== Required work ==
Isolate every line in the records below with "høit" in it.

Stored entries
[Start]
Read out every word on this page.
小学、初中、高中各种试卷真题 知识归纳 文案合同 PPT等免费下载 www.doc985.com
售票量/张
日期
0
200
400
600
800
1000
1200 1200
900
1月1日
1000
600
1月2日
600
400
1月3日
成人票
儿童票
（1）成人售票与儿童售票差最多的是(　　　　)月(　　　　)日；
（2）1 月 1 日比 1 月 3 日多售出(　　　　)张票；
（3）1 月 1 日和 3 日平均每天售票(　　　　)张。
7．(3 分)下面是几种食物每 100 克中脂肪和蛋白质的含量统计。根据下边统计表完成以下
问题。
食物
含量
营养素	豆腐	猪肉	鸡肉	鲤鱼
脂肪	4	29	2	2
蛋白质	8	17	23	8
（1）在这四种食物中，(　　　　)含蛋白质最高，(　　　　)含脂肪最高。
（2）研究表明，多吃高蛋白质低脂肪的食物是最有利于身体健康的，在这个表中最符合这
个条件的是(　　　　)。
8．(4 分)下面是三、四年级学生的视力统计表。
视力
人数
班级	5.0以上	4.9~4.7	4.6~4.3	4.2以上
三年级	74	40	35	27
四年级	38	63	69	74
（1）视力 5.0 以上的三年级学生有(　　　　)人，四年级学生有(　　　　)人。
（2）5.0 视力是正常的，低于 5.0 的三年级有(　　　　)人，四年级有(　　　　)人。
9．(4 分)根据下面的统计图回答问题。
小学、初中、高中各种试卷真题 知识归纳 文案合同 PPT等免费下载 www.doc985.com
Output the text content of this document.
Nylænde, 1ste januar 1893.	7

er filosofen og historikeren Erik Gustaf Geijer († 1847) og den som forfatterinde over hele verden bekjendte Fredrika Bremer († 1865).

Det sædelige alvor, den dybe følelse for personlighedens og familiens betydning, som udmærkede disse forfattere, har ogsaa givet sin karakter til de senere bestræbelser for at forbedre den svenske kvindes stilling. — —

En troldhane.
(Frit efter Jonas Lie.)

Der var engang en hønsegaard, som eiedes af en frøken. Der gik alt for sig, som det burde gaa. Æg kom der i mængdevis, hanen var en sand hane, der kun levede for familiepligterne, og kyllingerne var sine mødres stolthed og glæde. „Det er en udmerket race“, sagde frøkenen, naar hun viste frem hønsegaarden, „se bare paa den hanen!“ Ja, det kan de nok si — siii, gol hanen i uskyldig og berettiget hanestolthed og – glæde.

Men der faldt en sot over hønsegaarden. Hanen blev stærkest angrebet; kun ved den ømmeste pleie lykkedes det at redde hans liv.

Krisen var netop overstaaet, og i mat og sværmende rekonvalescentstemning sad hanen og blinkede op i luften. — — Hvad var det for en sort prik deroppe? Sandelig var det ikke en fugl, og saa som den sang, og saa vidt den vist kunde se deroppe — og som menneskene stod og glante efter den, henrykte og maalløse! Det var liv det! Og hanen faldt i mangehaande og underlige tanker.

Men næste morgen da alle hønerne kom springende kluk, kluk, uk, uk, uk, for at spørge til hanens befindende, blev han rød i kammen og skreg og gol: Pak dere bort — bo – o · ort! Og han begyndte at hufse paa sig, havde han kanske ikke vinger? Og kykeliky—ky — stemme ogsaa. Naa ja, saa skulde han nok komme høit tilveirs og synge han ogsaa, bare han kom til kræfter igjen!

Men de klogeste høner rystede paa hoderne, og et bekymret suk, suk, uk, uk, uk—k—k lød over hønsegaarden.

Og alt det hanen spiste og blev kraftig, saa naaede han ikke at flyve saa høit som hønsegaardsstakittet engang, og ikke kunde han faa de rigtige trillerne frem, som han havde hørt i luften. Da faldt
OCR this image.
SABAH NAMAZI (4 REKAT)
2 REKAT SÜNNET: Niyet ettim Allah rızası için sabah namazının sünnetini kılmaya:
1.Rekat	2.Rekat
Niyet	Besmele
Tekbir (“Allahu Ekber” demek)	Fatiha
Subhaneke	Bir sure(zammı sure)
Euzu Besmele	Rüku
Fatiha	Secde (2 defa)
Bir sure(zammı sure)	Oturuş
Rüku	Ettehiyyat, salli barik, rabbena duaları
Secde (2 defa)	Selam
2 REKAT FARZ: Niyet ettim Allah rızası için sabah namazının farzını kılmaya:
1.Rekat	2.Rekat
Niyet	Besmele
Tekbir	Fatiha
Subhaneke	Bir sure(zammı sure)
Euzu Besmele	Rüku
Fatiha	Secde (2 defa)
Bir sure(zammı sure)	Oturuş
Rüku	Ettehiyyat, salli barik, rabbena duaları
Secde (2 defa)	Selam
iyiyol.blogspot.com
[End]
== Written response ==
Men næste morgen da alle hønerne kom springende kluk, kluk, uk, uk, uk, for at spørge til hanens befindende, blev han rød i kammen og skreg og gol: Pak dere bort — bo – o · ort! Og han begyndte at hufse paa sig, havde han kanske ikke vinger? Og kykeliky—ky — stemme ogsaa. Naa ja, saa skulde han nok komme høit tilveirs og synge han ogsaa, bare han kom til kræfter igjen!
Og alt det hanen spiste og blev kraftig, saa naaede han ikke at flyve saa høit som hønsegaardsstakittet engang, og ikke kunde han faa de rigtige trillerne frem, som han havde hørt i luften. Da faldt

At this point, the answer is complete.